>> Start

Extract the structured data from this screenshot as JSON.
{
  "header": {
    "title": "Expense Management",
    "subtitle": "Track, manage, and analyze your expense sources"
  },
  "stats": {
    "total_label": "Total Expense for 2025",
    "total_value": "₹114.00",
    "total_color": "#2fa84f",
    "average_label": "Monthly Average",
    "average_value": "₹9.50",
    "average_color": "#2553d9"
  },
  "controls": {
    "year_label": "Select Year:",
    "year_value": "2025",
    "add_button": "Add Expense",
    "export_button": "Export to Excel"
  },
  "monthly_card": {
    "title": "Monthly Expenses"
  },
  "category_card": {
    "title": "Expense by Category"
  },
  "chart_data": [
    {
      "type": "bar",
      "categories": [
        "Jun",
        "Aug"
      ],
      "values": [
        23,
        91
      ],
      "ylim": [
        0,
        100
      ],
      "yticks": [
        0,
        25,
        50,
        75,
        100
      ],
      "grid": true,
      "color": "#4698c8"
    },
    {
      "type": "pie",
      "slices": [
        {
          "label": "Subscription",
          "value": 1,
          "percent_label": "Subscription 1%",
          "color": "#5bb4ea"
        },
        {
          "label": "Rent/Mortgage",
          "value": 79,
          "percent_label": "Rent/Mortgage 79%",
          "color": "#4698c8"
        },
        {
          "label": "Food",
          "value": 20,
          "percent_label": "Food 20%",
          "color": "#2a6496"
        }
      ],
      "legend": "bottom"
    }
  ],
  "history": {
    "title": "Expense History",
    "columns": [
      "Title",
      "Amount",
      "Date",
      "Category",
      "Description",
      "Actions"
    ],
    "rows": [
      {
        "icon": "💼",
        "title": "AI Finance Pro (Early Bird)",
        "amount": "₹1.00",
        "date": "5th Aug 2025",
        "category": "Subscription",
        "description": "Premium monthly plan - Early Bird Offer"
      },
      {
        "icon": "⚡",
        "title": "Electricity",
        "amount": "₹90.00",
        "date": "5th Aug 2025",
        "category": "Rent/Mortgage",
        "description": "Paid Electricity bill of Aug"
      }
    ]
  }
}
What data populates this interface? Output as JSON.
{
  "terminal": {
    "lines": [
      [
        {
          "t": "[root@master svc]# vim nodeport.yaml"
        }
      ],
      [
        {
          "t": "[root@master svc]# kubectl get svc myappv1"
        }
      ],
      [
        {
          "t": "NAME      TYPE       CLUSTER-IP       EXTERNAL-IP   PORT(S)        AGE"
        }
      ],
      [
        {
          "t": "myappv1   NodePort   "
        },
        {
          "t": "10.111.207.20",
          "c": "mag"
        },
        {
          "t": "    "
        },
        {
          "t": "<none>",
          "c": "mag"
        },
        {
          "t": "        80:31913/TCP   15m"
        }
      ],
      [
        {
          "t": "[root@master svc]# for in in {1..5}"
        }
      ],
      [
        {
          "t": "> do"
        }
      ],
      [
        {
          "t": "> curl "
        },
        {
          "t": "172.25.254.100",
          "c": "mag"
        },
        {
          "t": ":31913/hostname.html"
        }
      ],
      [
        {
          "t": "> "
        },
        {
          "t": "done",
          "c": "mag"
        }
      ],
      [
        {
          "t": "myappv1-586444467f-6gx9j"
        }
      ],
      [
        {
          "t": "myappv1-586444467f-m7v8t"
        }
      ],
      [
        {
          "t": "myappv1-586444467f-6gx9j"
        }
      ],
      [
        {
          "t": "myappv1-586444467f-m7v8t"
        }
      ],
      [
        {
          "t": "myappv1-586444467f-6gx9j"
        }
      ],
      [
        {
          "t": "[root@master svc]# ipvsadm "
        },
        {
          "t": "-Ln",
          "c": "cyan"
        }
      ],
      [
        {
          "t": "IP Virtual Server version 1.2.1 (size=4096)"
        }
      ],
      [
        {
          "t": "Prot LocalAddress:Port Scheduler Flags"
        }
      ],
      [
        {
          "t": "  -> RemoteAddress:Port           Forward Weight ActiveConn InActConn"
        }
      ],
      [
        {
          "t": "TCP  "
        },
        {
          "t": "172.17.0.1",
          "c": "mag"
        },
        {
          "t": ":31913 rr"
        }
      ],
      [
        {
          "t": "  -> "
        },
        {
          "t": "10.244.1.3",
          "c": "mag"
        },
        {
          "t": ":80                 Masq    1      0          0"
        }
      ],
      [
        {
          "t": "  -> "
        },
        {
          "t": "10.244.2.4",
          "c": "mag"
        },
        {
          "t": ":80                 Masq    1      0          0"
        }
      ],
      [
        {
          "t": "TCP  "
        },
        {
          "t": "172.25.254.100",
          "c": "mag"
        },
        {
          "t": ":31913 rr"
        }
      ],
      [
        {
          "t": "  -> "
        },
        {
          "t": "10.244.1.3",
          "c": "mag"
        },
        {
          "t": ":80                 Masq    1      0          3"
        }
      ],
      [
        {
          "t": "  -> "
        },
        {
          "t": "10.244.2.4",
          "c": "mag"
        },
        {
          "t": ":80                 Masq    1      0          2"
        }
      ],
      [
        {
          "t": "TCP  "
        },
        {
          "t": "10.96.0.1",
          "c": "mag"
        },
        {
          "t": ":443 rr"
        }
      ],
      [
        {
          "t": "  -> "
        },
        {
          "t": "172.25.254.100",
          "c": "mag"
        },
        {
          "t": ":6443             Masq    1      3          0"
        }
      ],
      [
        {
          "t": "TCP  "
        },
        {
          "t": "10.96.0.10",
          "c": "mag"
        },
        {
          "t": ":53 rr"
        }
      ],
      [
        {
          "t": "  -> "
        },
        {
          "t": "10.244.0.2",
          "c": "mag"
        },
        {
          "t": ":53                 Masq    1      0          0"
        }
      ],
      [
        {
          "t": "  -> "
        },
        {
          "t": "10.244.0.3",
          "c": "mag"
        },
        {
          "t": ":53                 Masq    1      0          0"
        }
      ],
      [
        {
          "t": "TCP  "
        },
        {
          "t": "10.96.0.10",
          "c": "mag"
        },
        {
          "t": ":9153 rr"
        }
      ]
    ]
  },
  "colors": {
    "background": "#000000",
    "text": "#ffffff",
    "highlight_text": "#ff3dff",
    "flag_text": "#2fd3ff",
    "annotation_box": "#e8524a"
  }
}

>> End

* [Task statement]: Your task is to return the full listing exactly as it was given.

* [Response to the exercise]:
Extract the structured data from this screenshot as JSON.
{
  "header": {
    "title": "Expense Management",
    "subtitle": "Track, manage, and analyze your expense sources"
  },
  "stats": {
    "total_label": "Total Expense for 2025",
    "total_value": "₹114.00",
    "total_color": "#2fa84f",
    "average_label": "Monthly Average",
    "average_value": "₹9.50",
    "average_color": "#2553d9"
  },
  "controls": {
    "year_label": "Select Year:",
    "year_value": "2025",
    "add_button": "Add Expense",
    "export_button": "Export to Excel"
  },
  "monthly_card": {
    "title": "Monthly Expenses"
  },
  "category_card": {
    "title": "Expense by Category"
  },
  "chart_data": [
    {
      "type": "bar",
      "categories": [
        "Jun",
        "Aug"
      ],
      "values": [
        23,
        91
      ],
      "ylim": [
        0,
        100
      ],
      "yticks": [
        0,
        25,
        50,
        75,
        100
      ],
      "grid": true,
      "color": "#4698c8"
    },
    {
      "type": "pie",
      "slices": [
        {
          "label": "Subscription",
          "value": 1,
          "percent_label": "Subscription 1%",
          "color": "#5bb4ea"
        },
        {
          "label": "Rent/Mortgage",
          "value": 79,
          "percent_label": "Rent/Mortgage 79%",
          "color": "#4698c8"
        },
        {
          "label": "Food",
          "value": 20,
          "percent_label": "Food 20%",
          "color": "#2a6496"
        }
      ],
      "legend": "bottom"
    }
  ],
  "history": {
    "title": "Expense History",
    "columns": [
      "Title",
      "Amount",
      "Date",
      "Category",
      "Description",
      "Actions"
    ],
    "rows": [
      {
        "icon": "💼",
        "title": "AI Finance Pro (Early Bird)",
        "amount": "₹1.00",
        "date": "5th Aug 2025",
        "category": "Subscription",
        "description": "Premium monthly plan - Early Bird Offer"
      },
      {
        "icon": "⚡",
        "title": "Electricity",
        "amount": "₹90.00",
        "date": "5th Aug 2025",
        "category": "Rent/Mortgage",
        "description": "Paid Electricity bill of Aug"
      }
    ]
  }
}
What data populates this interface? Output as JSON.
{
  "terminal": {
    "lines": [
      [
        {
          "t": "[root@master svc]# vim nodeport.yaml"
        }
      ],
      [
        {
          "t": "[root@master svc]# kubectl get svc myappv1"
        }
      ],
      [
        {
          "t": "NAME      TYPE       CLUSTER-IP       EXTERNAL-IP   PORT(S)        AGE"
        }
      ],
      [
        {
          "t": "myappv1   NodePort   "
        },
        {
          "t": "10.111.207.20",
          "c": "mag"
        },
        {
          "t": "    "
        },
        {
          "t": "<none>",
          "c": "mag"
        },
        {
          "t": "        80:31913/TCP   15m"
        }
      ],
      [
        {
          "t": "[root@master svc]# for in in {1..5}"
        }
      ],
      [
        {
          "t": "> do"
        }
      ],
      [
        {
          "t": "> curl "
        },
        {
          "t": "172.25.254.100",
          "c": "mag"
        },
        {
          "t": ":31913/hostname.html"
        }
      ],
      [
        {
          "t": "> "
        },
        {
          "t": "done",
          "c": "mag"
        }
      ],
      [
        {
          "t": "myappv1-586444467f-6gx9j"
        }
      ],
      [
        {
          "t": "myappv1-586444467f-m7v8t"
        }
      ],
      [
        {
          "t": "myappv1-586444467f-6gx9j"
        }
      ],
      [
        {
          "t": "myappv1-586444467f-m7v8t"
        }
      ],
      [
        {
          "t": "myappv1-586444467f-6gx9j"
        }
      ],
      [
        {
          "t": "[root@master svc]# ipvsadm "
        },
        {
          "t": "-Ln",
          "c": "cyan"
        }
      ],
      [
        {
          "t": "IP Virtual Server version 1.2.1 (size=4096)"
        }
      ],
      [
        {
          "t": "Prot LocalAddress:Port Scheduler Flags"
        }
      ],
      [
        {
          "t": "  -> RemoteAddress:Port           Forward Weight ActiveConn InActConn"
        }
      ],
      [
        {
          "t": "TCP  "
        },
        {
          "t": "172.17.0.1",
          "c": "mag"
        },
        {
          "t": ":31913 rr"
        }
      ],
      [
        {
          "t": "  -> "
        },
        {
          "t": "10.244.1.3",
          "c": "mag"
        },
        {
          "t": ":80                 Masq    1      0          0"
        }
      ],
      [
        {
          "t": "  -> "
        },
        {
          "t": "10.244.2.4",
          "c": "mag"
        },
        {
          "t": ":80                 Masq    1      0          0"
        }
      ],
      [
        {
          "t": "TCP  "
        },
        {
          "t": "172.25.254.100",
          "c": "mag"
        },
        {
          "t": ":31913 rr"
        }
      ],
      [
        {
          "t": "  -> "
        },
        {
          "t": "10.244.1.3",
          "c": "mag"
        },
        {
          "t": ":80                 Masq    1      0          3"
        }
      ],
      [
        {
          "t": "  -> "
        },
        {
          "t": "10.244.2.4",
          "c": "mag"
        },
        {
          "t": ":80                 Masq    1      0          2"
        }
      ],
      [
        {
          "t": "TCP  "
        },
        {
          "t": "10.96.0.1",
          "c": "mag"
        },
        {
          "t": ":443 rr"
        }
      ],
      [
        {
          "t": "  -> "
        },
        {
          "t": "172.25.254.100",
          "c": "mag"
        },
        {
          "t": ":6443             Masq    1      3          0"
        }
      ],
      [
        {
          "t": "TCP  "
        },
        {
          "t": "10.96.0.10",
          "c": "mag"
        },
        {
          "t": ":53 rr"
        }
      ],
      [
        {
          "t": "  -> "
        },
        {
          "t": "10.244.0.2",
          "c": "mag"
        },
        {
          "t": ":53                 Masq    1      0          0"
        }
      ],
      [
        {
          "t": "  -> "
        },
        {
          "t": "10.244.0.3",
          "c": "mag"
        },
        {
          "t": ":53                 Masq    1      0          0"
        }
      ],
      [
        {
          "t": "TCP  "
        },
        {
          "t": "10.96.0.10",
          "c": "mag"
        },
        {
          "t": ":9153 rr"
        }
      ]
    ]
  },
  "colors": {
    "background": "#000000",
    "text": "#ffffff",
    "highlight_text": "#ff3dff",
    "flag_text": "#2fd3ff",
    "annotation_box": "#e8524a"
  }
}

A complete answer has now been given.